(Records from a collection of figures)
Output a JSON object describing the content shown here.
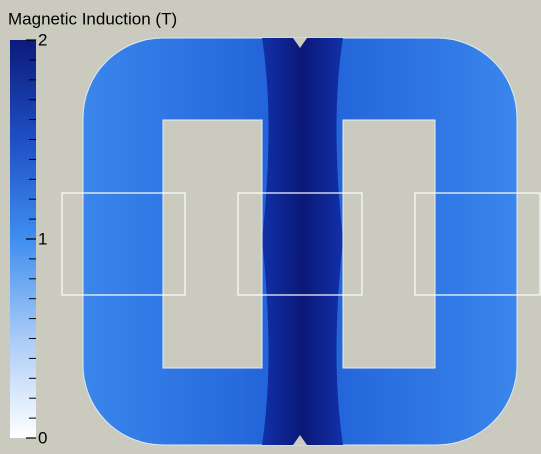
{
  "legend": {
    "title": "Magnetic Induction (T)",
    "range": [
      0,
      2
    ],
    "ticks": [
      0,
      1,
      2
    ]
  }
}
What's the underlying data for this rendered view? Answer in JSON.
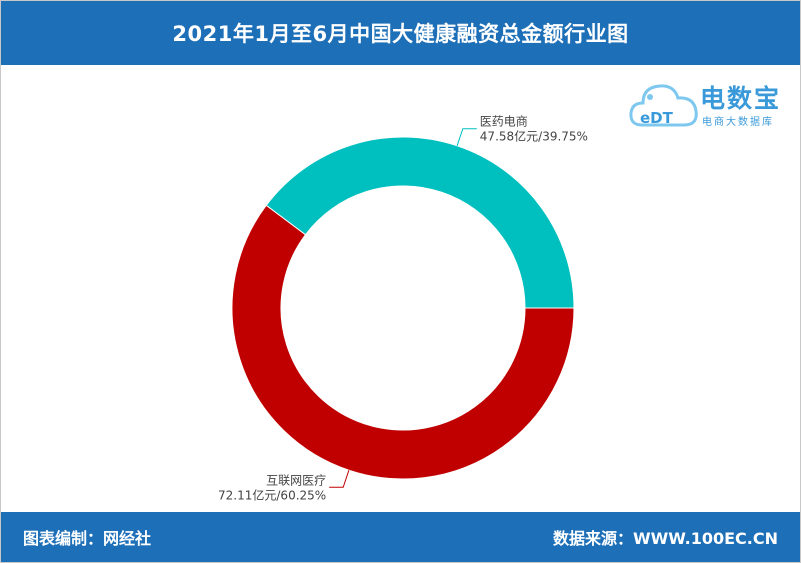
{
  "header": {
    "title": "2021年1月至6月中国大健康融资总金额行业图"
  },
  "footer": {
    "left": "图表编制：网经社",
    "right": "数据来源：WWW.100EC.CN"
  },
  "logo": {
    "badge_text": "eDT",
    "name": "电数宝",
    "subtitle": "电商大数据库",
    "color": "#3a9ad9"
  },
  "chart_data": {
    "type": "pie",
    "donut": true,
    "slices": [
      {
        "name": "医药电商",
        "value": 47.58,
        "unit": "亿元",
        "percent": 39.75,
        "label": "47.58亿元/39.75%",
        "color": "#00bfbf"
      },
      {
        "name": "互联网医疗",
        "value": 72.11,
        "unit": "亿元",
        "percent": 60.25,
        "label": "72.11亿元/60.25%",
        "color": "#c00000"
      }
    ]
  }
}
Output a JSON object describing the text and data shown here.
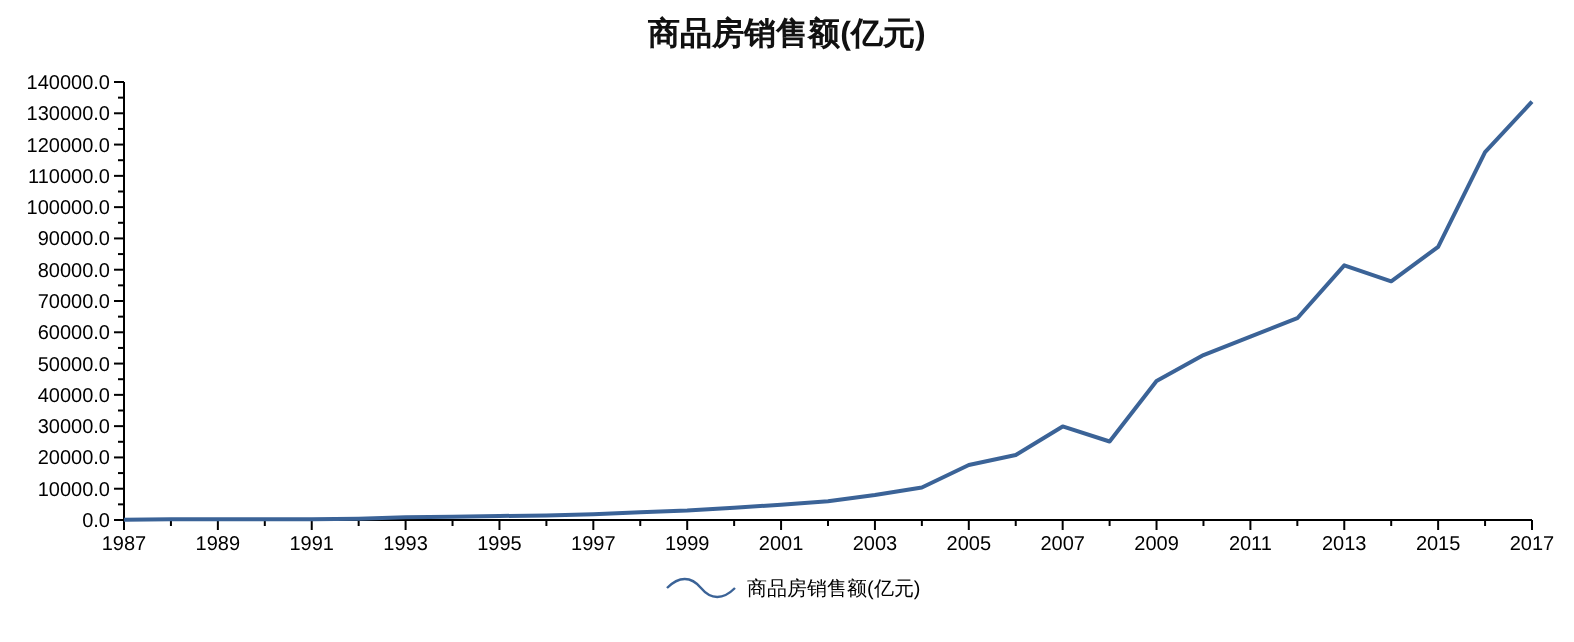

**Objective:** Omitting all images, print the listing exactly.

**Solution for this exercise:**
Output a JSON object describing the content shown here.
{
  "legend": {
    "title": "Magnetic Induction (T)",
    "range": [
      0,
      2
    ],
    "ticks": [
      0,
      1,
      2
    ]
  }
}
What's the underlying data for this rendered view? Answer in JSON.
{
  "header": {
    "title": "2021年1月至6月中国大健康融资总金额行业图"
  },
  "footer": {
    "left": "图表编制：网经社",
    "right": "数据来源：WWW.100EC.CN"
  },
  "logo": {
    "badge_text": "eDT",
    "name": "电数宝",
    "subtitle": "电商大数据库",
    "color": "#3a9ad9"
  },
  "chart_data": {
    "type": "pie",
    "donut": true,
    "slices": [
      {
        "name": "医药电商",
        "value": 47.58,
        "unit": "亿元",
        "percent": 39.75,
        "label": "47.58亿元/39.75%",
        "color": "#00bfbf"
      },
      {
        "name": "互联网医疗",
        "value": 72.11,
        "unit": "亿元",
        "percent": 60.25,
        "label": "72.11亿元/60.25%",
        "color": "#c00000"
      }
    ]
  }
}
Output a JSON object describing the text and data shown here.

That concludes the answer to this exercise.